-- Material provided --
===============
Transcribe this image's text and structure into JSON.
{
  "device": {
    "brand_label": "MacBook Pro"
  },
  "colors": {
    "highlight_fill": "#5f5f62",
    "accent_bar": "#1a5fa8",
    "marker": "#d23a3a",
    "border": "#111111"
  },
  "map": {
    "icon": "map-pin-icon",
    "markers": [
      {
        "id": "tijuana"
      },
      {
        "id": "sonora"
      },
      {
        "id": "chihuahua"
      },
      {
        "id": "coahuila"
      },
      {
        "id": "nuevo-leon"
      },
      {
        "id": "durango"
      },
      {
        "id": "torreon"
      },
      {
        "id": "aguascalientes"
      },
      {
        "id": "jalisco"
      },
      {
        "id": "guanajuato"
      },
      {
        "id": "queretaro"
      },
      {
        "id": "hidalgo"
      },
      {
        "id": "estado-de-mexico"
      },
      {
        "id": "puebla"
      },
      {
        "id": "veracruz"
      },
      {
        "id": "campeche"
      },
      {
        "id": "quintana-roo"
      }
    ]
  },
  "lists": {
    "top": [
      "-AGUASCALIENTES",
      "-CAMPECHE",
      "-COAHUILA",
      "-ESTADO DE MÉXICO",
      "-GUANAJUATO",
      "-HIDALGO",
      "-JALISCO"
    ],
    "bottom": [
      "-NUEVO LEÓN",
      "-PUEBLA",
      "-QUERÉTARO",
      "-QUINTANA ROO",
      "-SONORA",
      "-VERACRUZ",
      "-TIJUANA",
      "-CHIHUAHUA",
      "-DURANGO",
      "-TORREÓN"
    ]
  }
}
===============
-- Task to complete --
Using the data above, print every record exactly as shown.

-- Result of the exercise --
Transcribe this image's text and structure into JSON.
{
  "device": {
    "brand_label": "MacBook Pro"
  },
  "colors": {
    "highlight_fill": "#5f5f62",
    "accent_bar": "#1a5fa8",
    "marker": "#d23a3a",
    "border": "#111111"
  },
  "map": {
    "icon": "map-pin-icon",
    "markers": [
      {
        "id": "tijuana"
      },
      {
        "id": "sonora"
      },
      {
        "id": "chihuahua"
      },
      {
        "id": "coahuila"
      },
      {
        "id": "nuevo-leon"
      },
      {
        "id": "durango"
      },
      {
        "id": "torreon"
      },
      {
        "id": "aguascalientes"
      },
      {
        "id": "jalisco"
      },
      {
        "id": "guanajuato"
      },
      {
        "id": "queretaro"
      },
      {
        "id": "hidalgo"
      },
      {
        "id": "estado-de-mexico"
      },
      {
        "id": "puebla"
      },
      {
        "id": "veracruz"
      },
      {
        "id": "campeche"
      },
      {
        "id": "quintana-roo"
      }
    ]
  },
  "lists": {
    "top": [
      "-AGUASCALIENTES",
      "-CAMPECHE",
      "-COAHUILA",
      "-ESTADO DE MÉXICO",
      "-GUANAJUATO",
      "-HIDALGO",
      "-JALISCO"
    ],
    "bottom": [
      "-NUEVO LEÓN",
      "-PUEBLA",
      "-QUERÉTARO",
      "-QUINTANA ROO",
      "-SONORA",
      "-VERACRUZ",
      "-TIJUANA",
      "-CHIHUAHUA",
      "-DURANGO",
      "-TORREÓN"
    ]
  }
}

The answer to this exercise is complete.